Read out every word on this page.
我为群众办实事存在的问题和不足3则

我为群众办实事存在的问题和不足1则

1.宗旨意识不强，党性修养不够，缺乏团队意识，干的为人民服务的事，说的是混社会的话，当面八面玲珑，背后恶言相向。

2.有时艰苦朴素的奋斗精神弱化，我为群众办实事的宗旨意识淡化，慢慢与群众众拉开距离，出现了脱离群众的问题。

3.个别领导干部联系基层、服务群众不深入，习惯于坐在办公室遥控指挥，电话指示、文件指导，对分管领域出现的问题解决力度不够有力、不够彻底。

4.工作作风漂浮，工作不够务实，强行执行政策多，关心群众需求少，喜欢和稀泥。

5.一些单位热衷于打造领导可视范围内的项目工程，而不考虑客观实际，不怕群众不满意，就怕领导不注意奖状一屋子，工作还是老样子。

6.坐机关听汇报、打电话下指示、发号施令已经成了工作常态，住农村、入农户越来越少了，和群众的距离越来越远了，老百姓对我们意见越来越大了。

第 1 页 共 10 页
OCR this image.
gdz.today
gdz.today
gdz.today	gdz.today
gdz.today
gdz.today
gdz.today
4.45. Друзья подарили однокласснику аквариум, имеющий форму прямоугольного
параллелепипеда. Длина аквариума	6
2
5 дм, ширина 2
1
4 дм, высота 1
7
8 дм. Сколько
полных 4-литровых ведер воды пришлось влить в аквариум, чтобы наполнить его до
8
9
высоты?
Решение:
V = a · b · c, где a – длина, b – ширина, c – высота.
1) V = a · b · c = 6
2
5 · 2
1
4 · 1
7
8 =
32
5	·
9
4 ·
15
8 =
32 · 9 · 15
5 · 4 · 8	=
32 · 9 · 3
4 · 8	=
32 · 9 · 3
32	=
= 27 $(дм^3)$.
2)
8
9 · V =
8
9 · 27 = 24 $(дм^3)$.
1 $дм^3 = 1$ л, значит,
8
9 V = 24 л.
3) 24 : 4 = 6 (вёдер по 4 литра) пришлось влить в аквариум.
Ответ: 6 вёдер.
◇ ◇ ◇ ◇ ◇ ◇ ◇
== GOAL ==
Write out every entry exactly as given.

== RESULT OF THIS TASK ==
Read out every word on this page.
我为群众办实事存在的问题和不足3则

我为群众办实事存在的问题和不足1则

1.宗旨意识不强，党性修养不够，缺乏团队意识，干的为人民服务的事，说的是混社会的话，当面八面玲珑，背后恶言相向。

2.有时艰苦朴素的奋斗精神弱化，我为群众办实事的宗旨意识淡化，慢慢与群众众拉开距离，出现了脱离群众的问题。

3.个别领导干部联系基层、服务群众不深入，习惯于坐在办公室遥控指挥，电话指示、文件指导，对分管领域出现的问题解决力度不够有力、不够彻底。

4.工作作风漂浮，工作不够务实，强行执行政策多，关心群众需求少，喜欢和稀泥。

5.一些单位热衷于打造领导可视范围内的项目工程，而不考虑客观实际，不怕群众不满意，就怕领导不注意奖状一屋子，工作还是老样子。

6.坐机关听汇报、打电话下指示、发号施令已经成了工作常态，住农村、入农户越来越少了，和群众的距离越来越远了，老百姓对我们意见越来越大了。

第 1 页 共 10 页
OCR this image.
gdz.today
gdz.today
gdz.today	gdz.today
gdz.today
gdz.today
gdz.today
4.45. Друзья подарили однокласснику аквариум, имеющий форму прямоугольного
параллелепипеда. Длина аквариума	6
2
5 дм, ширина 2
1
4 дм, высота 1
7
8 дм. Сколько
полных 4-литровых ведер воды пришлось влить в аквариум, чтобы наполнить его до
8
9
высоты?
Решение:
V = a · b · c, где a – длина, b – ширина, c – высота.
1) V = a · b · c = 6
2
5 · 2
1
4 · 1
7
8 =
32
5	·
9
4 ·
15
8 =
32 · 9 · 15
5 · 4 · 8	=
32 · 9 · 3
4 · 8	=
32 · 9 · 3
32	=
= 27 $(дм^3)$.
2)
8
9 · V =
8
9 · 27 = 24 $(дм^3)$.
1 $дм^3 = 1$ л, значит,
8
9 V = 24 л.
3) 24 : 4 = 6 (вёдер по 4 литра) пришлось влить в аквариум.
Ответ: 6 вёдер.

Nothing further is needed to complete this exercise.